§ **Task description**
Using the listing below, copy every line that mentions "พระบรมราชชนน".

Data entries:
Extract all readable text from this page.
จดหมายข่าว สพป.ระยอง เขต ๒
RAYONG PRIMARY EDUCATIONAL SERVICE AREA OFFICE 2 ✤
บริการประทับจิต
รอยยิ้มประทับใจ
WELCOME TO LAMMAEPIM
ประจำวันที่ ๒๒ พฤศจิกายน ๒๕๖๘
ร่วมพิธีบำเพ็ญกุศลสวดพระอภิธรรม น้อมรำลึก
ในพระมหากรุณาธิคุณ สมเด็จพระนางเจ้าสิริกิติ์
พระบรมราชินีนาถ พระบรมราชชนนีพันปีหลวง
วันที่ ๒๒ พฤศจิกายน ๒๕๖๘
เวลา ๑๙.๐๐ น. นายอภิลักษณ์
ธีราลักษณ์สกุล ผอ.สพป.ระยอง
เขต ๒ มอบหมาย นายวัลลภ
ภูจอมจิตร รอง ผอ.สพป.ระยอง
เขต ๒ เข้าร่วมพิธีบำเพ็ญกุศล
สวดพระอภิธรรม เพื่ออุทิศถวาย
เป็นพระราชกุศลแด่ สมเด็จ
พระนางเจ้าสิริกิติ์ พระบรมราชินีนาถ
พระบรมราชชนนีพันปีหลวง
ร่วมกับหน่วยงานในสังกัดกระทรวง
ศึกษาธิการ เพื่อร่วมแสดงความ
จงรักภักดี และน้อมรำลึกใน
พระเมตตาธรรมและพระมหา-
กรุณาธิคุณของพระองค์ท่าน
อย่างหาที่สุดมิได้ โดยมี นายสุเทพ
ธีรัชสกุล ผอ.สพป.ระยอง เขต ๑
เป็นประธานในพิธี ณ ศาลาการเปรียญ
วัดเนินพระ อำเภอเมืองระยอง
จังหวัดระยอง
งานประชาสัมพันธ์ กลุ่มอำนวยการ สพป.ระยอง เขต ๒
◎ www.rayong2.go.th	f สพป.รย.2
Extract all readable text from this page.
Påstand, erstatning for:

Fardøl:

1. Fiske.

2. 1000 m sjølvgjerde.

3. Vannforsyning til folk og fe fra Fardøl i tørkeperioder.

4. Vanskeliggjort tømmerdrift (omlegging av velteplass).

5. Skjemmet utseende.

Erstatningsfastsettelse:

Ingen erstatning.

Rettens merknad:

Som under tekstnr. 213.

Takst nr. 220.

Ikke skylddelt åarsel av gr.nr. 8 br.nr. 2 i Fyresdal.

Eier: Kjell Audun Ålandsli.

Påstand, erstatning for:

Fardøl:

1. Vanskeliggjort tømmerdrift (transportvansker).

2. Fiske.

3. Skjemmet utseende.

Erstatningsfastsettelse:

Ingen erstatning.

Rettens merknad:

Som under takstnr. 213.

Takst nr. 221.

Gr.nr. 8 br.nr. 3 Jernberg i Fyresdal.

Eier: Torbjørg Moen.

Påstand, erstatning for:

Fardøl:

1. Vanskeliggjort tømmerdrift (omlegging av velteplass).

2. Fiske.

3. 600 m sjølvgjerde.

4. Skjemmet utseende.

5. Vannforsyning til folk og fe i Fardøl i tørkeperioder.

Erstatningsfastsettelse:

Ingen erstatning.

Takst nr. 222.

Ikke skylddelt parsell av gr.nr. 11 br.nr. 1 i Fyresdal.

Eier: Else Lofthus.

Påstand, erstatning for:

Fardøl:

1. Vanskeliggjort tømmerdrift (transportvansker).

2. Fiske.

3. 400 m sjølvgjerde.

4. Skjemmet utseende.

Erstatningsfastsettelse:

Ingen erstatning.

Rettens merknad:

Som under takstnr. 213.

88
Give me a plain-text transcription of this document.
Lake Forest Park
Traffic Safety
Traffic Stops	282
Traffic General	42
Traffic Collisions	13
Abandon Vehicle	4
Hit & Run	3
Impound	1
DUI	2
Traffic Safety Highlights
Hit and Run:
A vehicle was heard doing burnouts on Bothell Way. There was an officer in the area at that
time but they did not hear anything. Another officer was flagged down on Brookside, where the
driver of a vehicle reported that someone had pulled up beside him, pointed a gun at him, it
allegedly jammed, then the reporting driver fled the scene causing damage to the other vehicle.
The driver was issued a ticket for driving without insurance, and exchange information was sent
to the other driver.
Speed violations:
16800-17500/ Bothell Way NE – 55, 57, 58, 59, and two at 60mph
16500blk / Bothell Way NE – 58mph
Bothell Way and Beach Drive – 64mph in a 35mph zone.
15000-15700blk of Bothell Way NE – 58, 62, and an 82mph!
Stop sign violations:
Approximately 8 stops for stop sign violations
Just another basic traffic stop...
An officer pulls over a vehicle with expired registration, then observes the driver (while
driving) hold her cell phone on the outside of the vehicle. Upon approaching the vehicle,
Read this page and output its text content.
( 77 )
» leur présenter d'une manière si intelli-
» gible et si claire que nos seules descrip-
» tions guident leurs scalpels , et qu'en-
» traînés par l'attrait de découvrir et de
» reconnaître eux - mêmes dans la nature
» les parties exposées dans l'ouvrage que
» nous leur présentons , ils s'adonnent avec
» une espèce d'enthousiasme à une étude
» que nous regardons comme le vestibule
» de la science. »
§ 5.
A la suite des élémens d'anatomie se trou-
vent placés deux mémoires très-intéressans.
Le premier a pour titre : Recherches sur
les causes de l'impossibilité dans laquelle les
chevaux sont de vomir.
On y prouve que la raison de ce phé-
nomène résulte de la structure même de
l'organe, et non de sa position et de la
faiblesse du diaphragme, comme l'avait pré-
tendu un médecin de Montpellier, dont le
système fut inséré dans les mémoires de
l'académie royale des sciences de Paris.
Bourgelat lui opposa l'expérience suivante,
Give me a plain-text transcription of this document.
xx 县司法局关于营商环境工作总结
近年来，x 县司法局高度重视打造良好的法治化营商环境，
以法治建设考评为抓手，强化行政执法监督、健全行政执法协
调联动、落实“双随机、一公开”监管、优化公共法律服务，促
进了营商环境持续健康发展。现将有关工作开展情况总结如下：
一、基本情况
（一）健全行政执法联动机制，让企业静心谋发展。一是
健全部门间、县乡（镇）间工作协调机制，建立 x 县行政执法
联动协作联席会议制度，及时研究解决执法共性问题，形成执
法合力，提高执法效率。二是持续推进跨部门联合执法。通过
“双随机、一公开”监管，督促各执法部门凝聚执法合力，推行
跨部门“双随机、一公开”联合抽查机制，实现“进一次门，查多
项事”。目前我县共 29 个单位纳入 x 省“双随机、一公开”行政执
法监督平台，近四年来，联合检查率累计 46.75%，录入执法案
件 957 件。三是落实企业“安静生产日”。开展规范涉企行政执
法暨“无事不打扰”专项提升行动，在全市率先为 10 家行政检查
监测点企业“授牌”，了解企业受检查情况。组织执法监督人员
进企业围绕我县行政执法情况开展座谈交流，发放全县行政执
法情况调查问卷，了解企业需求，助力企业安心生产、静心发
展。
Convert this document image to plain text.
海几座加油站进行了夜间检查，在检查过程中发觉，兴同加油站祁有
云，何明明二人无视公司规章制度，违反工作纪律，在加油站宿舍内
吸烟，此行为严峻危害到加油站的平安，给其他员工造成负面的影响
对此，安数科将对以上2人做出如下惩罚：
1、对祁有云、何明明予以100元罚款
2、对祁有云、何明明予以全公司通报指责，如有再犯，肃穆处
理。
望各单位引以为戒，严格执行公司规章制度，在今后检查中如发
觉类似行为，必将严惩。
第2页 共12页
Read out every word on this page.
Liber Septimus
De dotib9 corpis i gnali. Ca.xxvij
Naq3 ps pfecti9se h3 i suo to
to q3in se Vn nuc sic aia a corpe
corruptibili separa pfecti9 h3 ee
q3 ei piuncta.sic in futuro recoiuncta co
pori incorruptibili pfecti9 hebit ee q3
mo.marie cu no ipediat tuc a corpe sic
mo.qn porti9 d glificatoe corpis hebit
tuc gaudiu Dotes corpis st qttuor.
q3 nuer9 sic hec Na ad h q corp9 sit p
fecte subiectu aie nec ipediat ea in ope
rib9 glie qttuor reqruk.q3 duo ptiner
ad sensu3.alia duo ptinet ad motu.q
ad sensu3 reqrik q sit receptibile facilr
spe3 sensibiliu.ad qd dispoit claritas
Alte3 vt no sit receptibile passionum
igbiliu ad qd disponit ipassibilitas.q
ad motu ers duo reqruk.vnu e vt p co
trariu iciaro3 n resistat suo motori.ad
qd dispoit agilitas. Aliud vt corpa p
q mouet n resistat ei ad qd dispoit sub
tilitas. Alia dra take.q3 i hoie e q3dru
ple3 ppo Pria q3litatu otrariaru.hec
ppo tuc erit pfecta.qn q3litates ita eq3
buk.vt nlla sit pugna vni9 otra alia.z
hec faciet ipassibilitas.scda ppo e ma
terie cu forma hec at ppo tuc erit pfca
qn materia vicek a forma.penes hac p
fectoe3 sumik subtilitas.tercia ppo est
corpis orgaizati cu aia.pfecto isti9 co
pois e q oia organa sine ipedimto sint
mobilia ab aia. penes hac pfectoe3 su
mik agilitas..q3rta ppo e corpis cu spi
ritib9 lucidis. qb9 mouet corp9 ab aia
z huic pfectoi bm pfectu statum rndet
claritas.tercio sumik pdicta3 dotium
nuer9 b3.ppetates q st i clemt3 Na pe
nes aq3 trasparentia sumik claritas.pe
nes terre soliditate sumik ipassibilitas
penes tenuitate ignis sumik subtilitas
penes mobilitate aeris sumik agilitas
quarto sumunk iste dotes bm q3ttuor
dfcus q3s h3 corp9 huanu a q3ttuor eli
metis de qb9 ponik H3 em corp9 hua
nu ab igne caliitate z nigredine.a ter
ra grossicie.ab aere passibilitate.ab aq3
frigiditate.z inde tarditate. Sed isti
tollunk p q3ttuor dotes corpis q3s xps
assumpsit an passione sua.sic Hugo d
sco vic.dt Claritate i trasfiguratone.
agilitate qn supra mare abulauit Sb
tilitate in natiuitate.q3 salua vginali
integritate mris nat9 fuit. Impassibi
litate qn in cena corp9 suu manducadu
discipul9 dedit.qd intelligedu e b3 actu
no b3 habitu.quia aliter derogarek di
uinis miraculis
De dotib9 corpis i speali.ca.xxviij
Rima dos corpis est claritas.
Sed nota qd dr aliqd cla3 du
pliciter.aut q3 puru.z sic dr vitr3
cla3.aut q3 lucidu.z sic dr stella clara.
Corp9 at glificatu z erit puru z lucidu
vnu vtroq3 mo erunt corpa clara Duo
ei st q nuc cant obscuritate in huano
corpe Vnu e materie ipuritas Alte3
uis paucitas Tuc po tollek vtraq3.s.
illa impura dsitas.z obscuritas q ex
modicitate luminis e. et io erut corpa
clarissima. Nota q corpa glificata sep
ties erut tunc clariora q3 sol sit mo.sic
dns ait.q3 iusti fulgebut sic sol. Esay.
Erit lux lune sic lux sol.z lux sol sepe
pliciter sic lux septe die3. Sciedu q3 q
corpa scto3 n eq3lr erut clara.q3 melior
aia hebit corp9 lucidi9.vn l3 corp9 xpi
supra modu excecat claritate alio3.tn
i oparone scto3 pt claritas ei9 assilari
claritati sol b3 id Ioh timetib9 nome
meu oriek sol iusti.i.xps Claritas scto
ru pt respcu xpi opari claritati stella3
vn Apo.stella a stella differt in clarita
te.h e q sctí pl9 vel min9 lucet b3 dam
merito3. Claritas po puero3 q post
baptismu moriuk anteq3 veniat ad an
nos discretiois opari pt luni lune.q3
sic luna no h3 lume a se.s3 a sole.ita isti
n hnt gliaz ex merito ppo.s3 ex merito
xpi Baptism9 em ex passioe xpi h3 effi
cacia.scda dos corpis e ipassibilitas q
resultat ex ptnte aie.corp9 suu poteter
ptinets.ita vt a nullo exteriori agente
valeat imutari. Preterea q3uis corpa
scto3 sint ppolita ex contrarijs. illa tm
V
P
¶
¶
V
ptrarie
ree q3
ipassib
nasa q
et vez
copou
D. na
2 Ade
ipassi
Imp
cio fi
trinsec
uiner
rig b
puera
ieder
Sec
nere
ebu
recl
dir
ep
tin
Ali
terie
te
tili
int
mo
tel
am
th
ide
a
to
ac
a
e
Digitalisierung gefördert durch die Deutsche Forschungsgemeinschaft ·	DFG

§ **Worked answer**
พระบรมราชินีนาถ พระบรมราชชนนีพันปีหลวง
พระบรมราชชนนีพันปีหลวง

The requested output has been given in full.